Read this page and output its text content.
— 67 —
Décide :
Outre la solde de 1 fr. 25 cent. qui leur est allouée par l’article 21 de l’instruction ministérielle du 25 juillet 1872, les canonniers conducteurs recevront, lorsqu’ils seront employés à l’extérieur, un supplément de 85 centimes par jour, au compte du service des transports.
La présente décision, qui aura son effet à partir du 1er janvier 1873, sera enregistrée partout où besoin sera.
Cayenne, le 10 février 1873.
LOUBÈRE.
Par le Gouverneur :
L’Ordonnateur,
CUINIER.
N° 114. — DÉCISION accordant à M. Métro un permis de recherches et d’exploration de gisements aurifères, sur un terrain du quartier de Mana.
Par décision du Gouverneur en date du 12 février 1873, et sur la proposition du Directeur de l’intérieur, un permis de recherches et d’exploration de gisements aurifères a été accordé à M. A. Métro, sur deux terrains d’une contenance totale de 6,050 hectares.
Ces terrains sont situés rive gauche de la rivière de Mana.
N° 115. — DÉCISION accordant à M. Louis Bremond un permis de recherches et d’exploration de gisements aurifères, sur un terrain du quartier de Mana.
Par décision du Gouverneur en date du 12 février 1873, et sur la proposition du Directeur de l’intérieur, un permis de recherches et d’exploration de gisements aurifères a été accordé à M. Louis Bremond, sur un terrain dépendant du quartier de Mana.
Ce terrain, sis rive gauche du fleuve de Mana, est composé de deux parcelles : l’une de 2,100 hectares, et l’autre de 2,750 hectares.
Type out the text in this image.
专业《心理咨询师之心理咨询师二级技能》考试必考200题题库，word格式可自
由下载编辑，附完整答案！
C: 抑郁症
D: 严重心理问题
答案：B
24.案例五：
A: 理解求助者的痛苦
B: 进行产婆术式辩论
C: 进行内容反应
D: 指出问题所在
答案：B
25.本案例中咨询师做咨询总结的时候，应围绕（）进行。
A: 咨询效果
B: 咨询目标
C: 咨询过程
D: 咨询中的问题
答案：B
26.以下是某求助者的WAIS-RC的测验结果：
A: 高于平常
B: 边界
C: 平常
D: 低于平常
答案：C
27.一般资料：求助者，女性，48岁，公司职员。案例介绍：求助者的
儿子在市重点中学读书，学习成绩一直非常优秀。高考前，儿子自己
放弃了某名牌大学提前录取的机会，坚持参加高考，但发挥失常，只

★ ★ ★ ★ ★

EXERCISE DETAILS: Reproduce every line of the listing above in which the string "accordant" appears.

COMPLETE ANSWER:
N° 114. — DÉCISION accordant à M. Métro un permis de recherches et d’exploration de gisements aurifères, sur un terrain du quartier de Mana.
N° 115. — DÉCISION accordant à M. Louis Bremond un permis de recherches et d’exploration de gisements aurifères, sur un terrain du quartier de Mana.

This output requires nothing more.